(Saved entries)
- - -

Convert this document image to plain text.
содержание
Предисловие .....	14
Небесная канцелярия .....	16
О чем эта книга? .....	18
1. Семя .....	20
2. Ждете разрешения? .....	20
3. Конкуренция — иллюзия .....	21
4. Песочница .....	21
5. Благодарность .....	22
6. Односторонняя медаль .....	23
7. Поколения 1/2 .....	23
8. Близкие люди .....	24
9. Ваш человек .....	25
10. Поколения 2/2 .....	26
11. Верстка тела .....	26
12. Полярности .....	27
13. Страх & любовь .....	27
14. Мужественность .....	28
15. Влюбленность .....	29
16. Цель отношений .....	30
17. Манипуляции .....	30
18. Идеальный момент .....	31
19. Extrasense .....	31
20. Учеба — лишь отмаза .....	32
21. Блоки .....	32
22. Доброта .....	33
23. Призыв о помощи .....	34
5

- - -

Goal: Copy out the full material exactly as it appears.

Worked answer:
Convert this document image to plain text.
содержание
Предисловие .....	14
Небесная канцелярия .....	16
О чем эта книга? .....	18
1. Семя .....	20
2. Ждете разрешения? .....	20
3. Конкуренция — иллюзия .....	21
4. Песочница .....	21
5. Благодарность .....	22
6. Односторонняя медаль .....	23
7. Поколения 1/2 .....	23
8. Близкие люди .....	24
9. Ваш человек .....	25
10. Поколения 2/2 .....	26
11. Верстка тела .....	26
12. Полярности .....	27
13. Страх & любовь .....	27
14. Мужественность .....	28
15. Влюбленность .....	29
16. Цель отношений .....	30
17. Манипуляции .....	30
18. Идеальный момент .....	31
19. Extrasense .....	31
20. Учеба — лишь отмаза .....	32
21. Блоки .....	32
22. Доброта .....	33
23. Призыв о помощи .....	34
5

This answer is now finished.